TASK ITEM - What lines of the data hold the string "ylabel"? Pull each one out.

======== PROVIDED DATA ========

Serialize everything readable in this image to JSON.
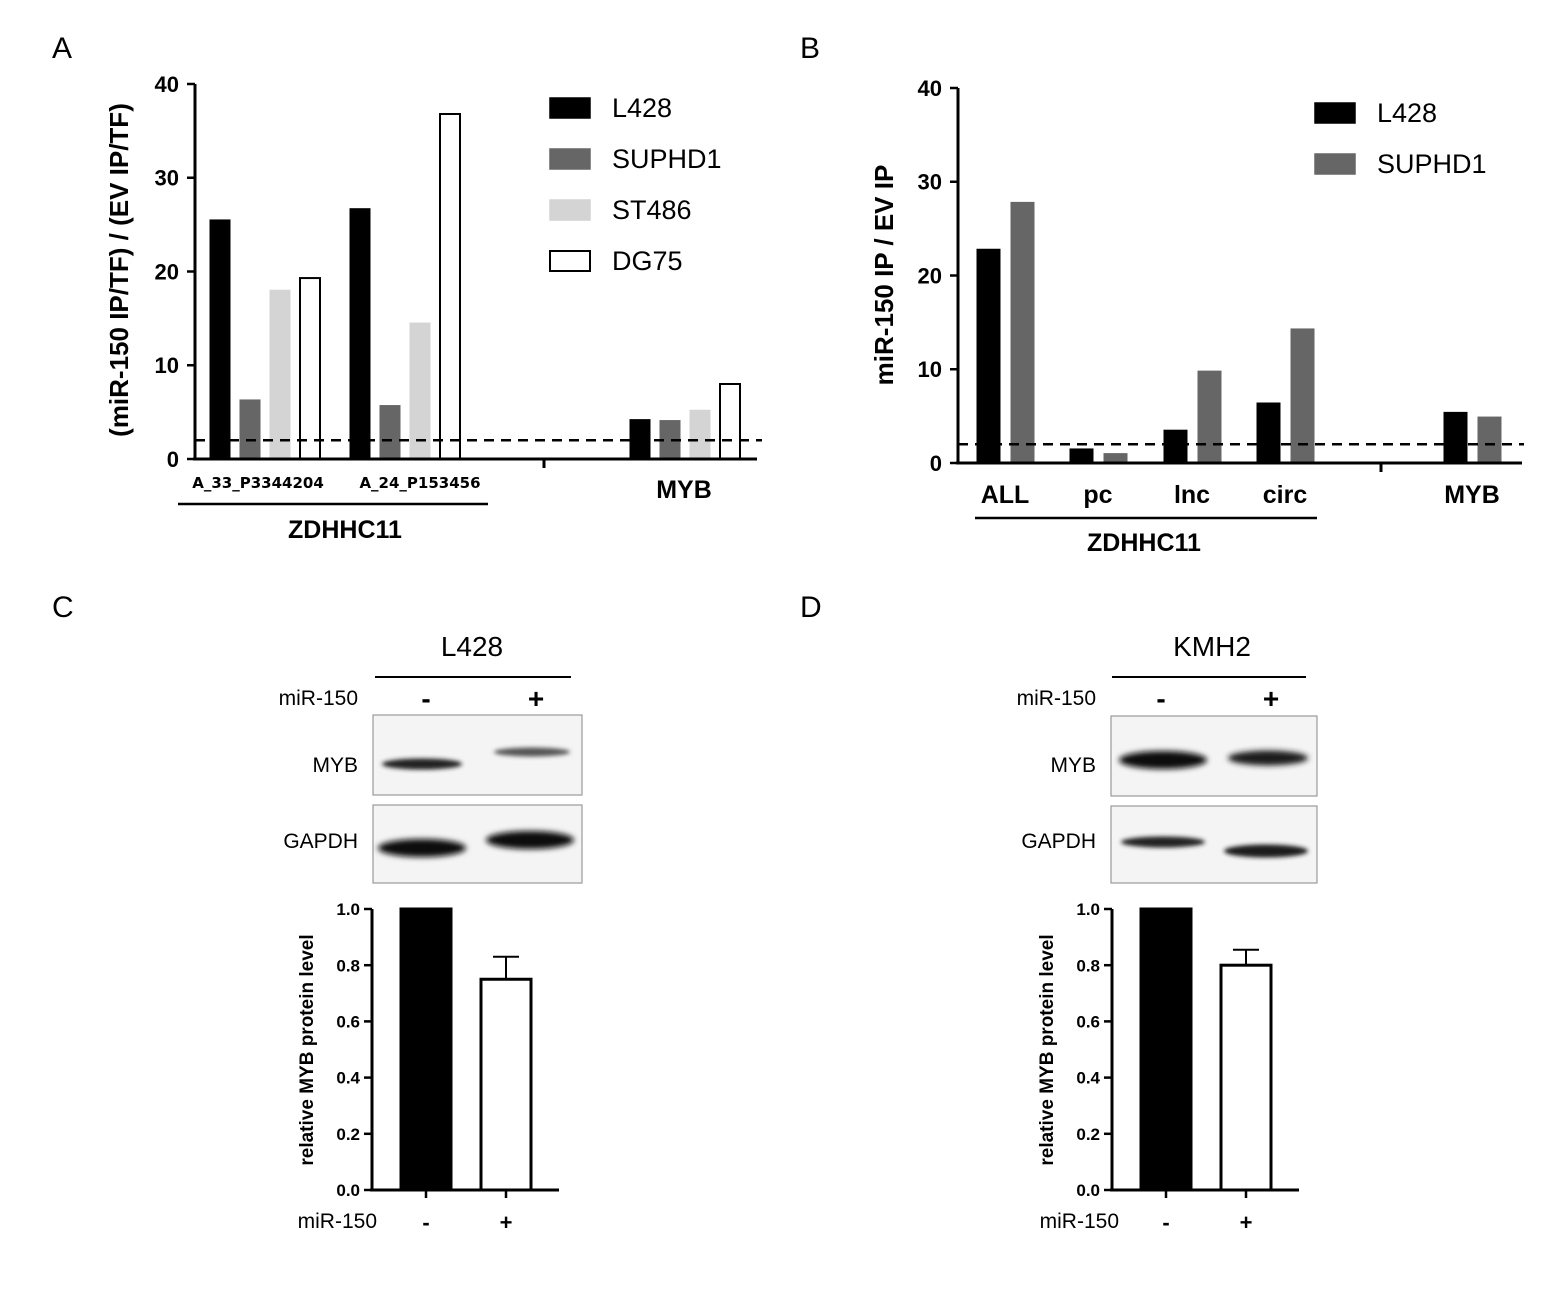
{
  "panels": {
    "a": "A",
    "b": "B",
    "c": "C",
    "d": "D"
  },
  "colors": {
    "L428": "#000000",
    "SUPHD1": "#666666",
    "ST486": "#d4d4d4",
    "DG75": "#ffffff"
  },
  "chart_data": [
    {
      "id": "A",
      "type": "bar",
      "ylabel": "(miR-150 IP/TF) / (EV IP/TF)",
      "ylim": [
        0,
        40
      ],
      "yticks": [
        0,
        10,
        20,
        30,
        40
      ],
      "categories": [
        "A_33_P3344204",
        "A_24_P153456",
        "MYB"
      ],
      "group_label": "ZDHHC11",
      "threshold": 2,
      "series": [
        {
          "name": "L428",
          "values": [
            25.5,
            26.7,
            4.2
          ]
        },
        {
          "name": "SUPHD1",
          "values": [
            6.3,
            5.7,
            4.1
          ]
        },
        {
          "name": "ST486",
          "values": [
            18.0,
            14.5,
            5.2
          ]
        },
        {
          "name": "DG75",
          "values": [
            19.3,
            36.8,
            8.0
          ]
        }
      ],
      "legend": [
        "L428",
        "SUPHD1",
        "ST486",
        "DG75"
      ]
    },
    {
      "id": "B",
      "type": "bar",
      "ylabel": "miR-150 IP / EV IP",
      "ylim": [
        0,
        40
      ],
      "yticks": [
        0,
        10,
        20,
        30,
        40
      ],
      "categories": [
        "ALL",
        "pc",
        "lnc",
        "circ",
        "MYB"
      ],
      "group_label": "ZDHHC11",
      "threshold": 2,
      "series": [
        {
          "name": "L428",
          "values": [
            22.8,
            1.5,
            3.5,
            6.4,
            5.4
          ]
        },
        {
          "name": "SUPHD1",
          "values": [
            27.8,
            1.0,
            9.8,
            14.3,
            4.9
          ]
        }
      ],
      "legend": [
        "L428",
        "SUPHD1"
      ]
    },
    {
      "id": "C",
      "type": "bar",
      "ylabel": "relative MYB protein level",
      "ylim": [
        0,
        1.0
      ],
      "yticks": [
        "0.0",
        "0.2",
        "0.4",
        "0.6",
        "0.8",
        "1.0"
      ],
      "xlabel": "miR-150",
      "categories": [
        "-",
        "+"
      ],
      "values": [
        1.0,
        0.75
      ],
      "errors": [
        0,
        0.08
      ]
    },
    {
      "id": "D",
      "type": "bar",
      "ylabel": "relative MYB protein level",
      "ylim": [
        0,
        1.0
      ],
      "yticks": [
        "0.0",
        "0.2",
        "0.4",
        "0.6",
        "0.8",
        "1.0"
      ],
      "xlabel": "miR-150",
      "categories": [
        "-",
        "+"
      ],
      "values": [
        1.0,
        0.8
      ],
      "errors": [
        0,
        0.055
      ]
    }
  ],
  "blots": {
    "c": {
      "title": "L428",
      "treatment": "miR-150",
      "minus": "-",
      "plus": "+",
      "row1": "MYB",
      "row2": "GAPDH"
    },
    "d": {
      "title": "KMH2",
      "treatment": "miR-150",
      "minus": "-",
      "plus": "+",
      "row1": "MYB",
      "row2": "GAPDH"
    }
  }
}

========
======== PROVIDED DATA ========

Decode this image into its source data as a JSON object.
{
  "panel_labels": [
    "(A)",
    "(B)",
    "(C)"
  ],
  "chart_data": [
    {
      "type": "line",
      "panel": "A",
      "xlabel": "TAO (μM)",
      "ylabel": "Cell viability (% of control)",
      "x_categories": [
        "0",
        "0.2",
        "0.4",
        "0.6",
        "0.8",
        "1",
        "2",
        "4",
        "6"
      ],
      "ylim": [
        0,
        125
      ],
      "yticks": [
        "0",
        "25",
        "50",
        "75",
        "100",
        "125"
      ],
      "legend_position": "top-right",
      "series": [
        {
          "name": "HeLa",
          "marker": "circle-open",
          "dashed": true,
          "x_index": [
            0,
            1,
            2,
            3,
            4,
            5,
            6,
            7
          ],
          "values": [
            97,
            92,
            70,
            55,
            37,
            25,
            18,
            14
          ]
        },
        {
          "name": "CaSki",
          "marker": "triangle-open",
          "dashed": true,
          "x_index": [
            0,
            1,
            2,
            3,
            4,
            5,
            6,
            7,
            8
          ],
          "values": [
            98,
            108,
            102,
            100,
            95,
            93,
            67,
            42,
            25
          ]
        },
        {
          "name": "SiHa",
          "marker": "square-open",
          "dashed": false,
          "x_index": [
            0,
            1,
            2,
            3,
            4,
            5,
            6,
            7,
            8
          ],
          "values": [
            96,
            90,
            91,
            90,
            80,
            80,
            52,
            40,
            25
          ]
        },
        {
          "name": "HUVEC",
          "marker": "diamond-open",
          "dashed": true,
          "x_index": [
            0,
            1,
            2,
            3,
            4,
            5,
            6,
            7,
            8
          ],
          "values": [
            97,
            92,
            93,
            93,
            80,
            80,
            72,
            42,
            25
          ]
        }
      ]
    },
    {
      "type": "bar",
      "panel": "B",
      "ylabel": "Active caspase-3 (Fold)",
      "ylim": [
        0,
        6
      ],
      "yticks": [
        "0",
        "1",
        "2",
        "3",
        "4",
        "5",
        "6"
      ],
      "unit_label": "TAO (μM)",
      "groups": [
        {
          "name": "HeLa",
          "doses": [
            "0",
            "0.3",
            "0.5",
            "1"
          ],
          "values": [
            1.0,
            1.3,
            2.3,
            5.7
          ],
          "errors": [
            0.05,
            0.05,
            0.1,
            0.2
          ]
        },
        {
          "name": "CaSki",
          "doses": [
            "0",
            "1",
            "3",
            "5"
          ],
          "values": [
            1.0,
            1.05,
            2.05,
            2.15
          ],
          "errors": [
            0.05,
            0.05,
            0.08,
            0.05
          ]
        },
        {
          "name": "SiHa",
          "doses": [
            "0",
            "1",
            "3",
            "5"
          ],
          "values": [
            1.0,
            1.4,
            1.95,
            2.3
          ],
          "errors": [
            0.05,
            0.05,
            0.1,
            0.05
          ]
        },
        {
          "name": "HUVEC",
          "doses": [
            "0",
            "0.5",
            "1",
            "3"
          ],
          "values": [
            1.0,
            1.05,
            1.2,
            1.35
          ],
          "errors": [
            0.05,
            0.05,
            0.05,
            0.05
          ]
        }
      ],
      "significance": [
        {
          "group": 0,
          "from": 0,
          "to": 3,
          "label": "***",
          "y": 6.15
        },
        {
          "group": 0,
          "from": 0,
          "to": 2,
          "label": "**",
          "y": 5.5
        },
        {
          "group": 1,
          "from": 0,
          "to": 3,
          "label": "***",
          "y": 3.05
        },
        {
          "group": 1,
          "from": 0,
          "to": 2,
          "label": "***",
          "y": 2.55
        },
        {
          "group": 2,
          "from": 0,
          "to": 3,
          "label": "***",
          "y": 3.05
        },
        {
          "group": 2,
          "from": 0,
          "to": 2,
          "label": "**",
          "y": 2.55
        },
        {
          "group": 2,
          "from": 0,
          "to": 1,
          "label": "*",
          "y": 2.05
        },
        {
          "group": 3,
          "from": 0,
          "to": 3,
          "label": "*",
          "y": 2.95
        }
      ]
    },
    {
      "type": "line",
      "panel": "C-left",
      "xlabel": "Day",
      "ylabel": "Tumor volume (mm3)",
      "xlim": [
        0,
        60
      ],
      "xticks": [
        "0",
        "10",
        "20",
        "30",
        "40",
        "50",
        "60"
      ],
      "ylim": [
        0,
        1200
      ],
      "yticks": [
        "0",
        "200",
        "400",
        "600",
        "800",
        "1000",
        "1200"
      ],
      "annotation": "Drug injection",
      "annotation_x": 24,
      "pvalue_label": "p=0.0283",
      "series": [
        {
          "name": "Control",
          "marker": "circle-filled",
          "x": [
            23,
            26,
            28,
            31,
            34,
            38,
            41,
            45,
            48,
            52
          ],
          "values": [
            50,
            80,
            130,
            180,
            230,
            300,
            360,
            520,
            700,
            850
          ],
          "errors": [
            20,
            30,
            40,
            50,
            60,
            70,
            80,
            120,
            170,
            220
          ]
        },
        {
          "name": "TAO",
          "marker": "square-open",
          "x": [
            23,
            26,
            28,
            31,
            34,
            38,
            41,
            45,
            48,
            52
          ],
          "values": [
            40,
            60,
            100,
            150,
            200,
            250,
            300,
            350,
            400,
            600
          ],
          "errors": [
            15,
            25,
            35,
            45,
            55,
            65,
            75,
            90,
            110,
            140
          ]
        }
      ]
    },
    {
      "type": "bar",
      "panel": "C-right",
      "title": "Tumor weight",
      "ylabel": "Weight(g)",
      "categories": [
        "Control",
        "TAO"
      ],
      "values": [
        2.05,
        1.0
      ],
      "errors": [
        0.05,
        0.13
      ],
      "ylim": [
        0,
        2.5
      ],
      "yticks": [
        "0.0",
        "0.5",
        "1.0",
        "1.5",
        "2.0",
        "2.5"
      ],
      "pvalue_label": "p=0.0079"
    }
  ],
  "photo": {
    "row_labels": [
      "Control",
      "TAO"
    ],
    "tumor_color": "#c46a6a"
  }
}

========
======== PROVIDED DATA ========

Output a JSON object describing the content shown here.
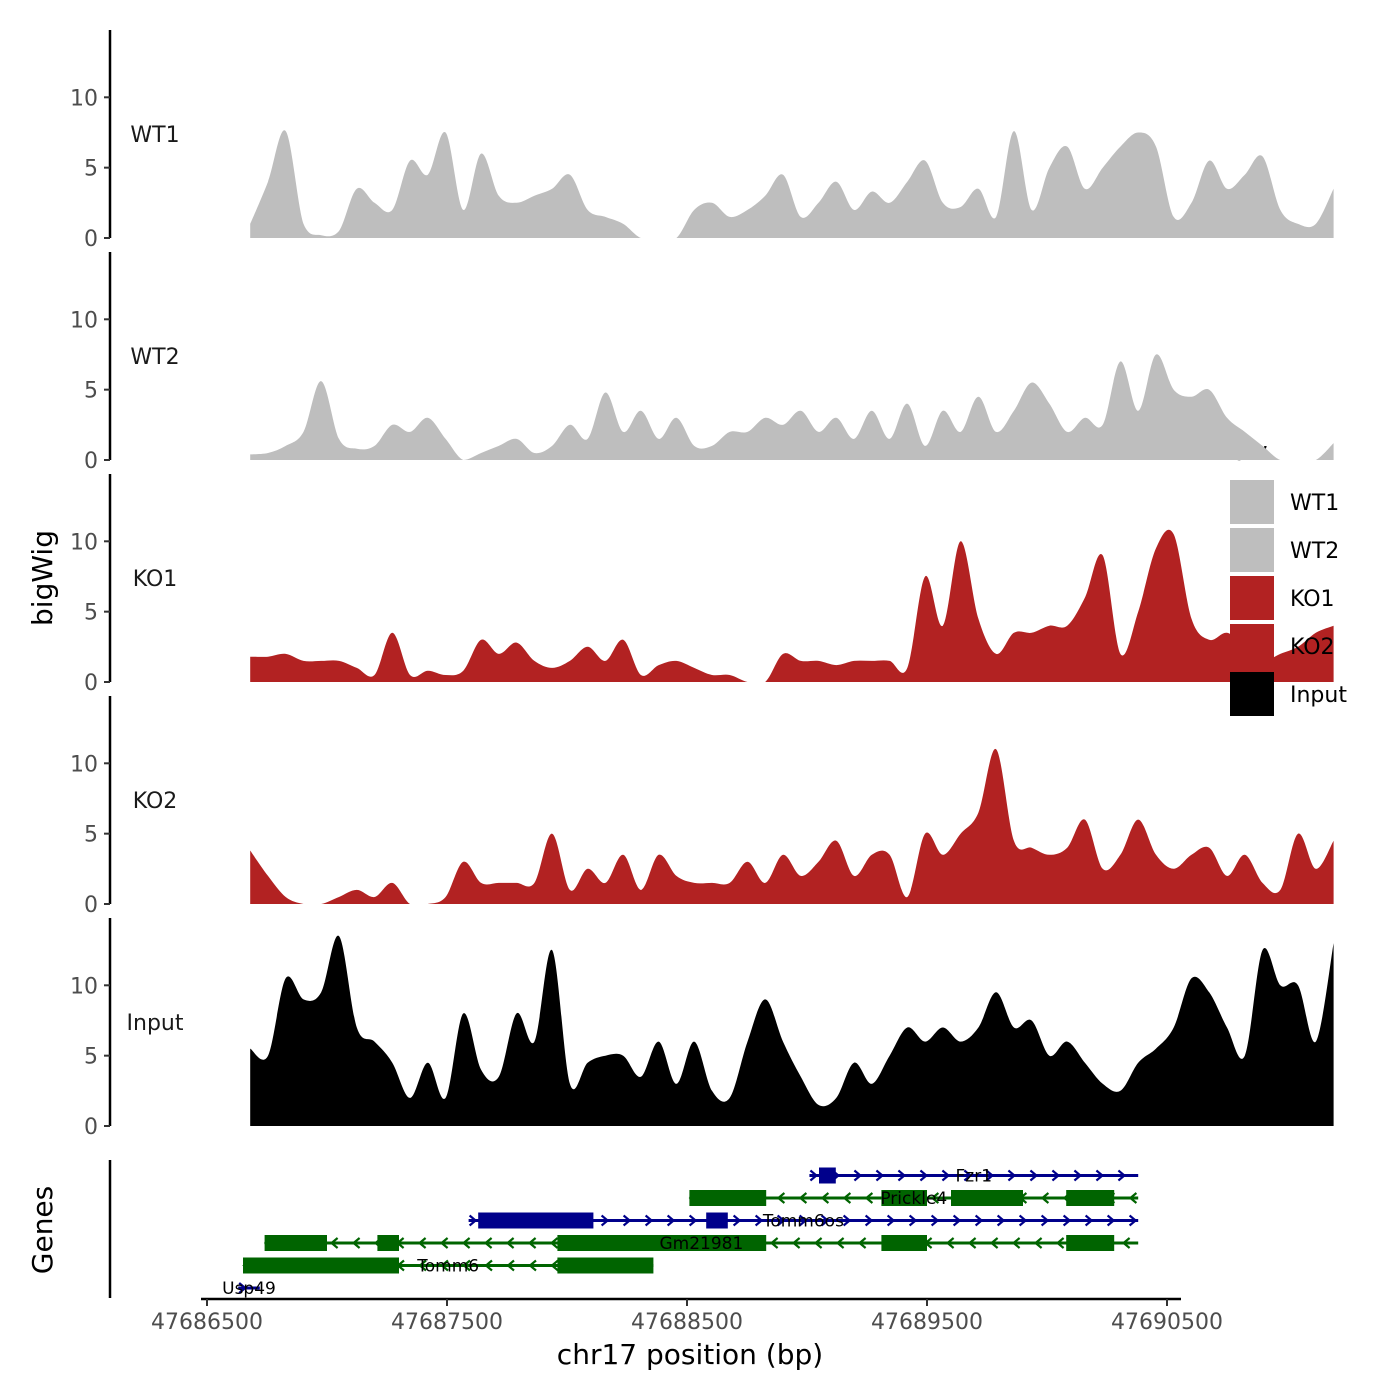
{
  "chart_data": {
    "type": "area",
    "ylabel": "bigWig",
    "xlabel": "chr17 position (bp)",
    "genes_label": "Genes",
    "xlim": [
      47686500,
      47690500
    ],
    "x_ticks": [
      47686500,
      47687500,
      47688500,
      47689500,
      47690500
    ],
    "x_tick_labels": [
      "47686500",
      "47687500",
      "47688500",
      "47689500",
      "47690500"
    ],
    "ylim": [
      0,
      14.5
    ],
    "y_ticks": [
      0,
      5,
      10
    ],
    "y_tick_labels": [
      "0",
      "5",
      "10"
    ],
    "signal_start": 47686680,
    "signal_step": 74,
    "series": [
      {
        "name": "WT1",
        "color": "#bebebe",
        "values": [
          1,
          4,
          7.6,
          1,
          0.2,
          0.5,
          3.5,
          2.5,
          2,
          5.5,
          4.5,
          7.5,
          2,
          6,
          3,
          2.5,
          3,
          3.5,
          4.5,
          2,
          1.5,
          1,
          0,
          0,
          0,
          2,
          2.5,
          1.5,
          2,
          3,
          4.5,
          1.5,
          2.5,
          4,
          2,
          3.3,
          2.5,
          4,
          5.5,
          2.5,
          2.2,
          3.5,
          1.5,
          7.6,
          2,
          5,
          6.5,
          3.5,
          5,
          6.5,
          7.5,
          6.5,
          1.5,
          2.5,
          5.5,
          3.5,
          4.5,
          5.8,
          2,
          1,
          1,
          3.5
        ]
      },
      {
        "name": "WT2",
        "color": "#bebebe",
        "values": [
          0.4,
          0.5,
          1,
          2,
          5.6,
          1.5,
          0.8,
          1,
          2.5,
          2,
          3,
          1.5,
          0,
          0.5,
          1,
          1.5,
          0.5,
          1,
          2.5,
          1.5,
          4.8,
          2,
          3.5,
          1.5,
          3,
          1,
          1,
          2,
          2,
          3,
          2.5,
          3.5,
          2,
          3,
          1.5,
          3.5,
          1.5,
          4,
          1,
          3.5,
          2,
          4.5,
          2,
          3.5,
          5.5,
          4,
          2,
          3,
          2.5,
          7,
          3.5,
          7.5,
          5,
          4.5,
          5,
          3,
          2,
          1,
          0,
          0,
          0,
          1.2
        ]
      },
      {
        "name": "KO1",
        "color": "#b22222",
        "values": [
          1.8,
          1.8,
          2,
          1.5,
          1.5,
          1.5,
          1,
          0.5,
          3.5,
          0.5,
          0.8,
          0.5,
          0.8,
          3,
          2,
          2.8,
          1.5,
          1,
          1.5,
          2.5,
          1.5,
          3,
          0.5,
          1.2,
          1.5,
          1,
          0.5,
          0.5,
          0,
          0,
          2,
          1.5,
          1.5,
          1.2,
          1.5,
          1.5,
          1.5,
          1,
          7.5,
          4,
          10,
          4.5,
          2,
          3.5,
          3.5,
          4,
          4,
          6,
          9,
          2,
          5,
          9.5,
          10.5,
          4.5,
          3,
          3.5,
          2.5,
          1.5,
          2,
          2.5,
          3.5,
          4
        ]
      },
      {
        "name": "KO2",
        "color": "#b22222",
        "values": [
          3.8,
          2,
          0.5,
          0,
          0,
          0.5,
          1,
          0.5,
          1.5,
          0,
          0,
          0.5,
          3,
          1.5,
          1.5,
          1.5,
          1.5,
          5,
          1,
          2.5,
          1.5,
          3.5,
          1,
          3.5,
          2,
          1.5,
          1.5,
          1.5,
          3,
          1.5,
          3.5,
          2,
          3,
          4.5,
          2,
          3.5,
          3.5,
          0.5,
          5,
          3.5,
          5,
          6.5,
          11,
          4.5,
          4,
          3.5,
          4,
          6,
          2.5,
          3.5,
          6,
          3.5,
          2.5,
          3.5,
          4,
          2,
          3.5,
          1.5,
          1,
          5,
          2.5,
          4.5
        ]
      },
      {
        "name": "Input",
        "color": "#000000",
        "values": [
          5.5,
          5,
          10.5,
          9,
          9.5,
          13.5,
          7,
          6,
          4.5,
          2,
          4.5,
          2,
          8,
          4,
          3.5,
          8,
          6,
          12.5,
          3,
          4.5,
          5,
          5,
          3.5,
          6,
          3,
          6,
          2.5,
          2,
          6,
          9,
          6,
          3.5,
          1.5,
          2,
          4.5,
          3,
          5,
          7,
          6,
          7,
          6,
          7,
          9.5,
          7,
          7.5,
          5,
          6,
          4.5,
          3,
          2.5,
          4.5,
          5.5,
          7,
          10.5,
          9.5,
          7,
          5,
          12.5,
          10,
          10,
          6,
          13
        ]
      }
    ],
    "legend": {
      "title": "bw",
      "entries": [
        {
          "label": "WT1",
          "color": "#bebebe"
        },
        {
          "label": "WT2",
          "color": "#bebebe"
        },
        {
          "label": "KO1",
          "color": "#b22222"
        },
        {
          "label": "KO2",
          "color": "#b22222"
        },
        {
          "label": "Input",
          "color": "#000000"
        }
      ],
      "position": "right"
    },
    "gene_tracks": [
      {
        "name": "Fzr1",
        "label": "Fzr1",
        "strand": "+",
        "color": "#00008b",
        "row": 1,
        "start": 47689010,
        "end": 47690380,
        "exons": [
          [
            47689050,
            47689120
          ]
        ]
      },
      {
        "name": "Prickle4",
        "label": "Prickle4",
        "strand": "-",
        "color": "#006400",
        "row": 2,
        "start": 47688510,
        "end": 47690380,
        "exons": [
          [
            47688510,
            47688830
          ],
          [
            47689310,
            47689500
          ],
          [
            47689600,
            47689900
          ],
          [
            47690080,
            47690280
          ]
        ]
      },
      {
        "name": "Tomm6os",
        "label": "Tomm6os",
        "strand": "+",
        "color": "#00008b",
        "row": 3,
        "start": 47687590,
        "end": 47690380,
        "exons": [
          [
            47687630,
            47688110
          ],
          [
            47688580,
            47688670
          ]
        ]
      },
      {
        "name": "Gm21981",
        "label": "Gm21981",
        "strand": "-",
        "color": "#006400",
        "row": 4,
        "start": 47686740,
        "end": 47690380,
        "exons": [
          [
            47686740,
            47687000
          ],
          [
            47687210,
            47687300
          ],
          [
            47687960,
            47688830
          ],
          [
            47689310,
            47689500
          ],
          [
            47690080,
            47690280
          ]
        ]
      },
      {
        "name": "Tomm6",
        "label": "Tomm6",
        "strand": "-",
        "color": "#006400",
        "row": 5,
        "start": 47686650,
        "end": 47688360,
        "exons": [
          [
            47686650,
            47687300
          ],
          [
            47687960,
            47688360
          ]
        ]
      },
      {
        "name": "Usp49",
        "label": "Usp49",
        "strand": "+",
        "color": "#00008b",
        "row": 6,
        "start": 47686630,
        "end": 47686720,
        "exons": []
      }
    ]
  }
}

========

SOLUTION TO THIS TASK -
      "ylabel": "(miR-150 IP/TF) / (EV IP/TF)",
      "ylabel": "miR-150 IP / EV IP",
      "ylabel": "relative MYB protein level",
      "ylabel": "relative MYB protein level",
      "ylabel": "Cell viability (% of control)",
      "ylabel": "Active caspase-3 (Fold)",
      "ylabel": "Tumor volume (mm3)",
      "ylabel": "Weight(g)",
    "ylabel": "bigWig",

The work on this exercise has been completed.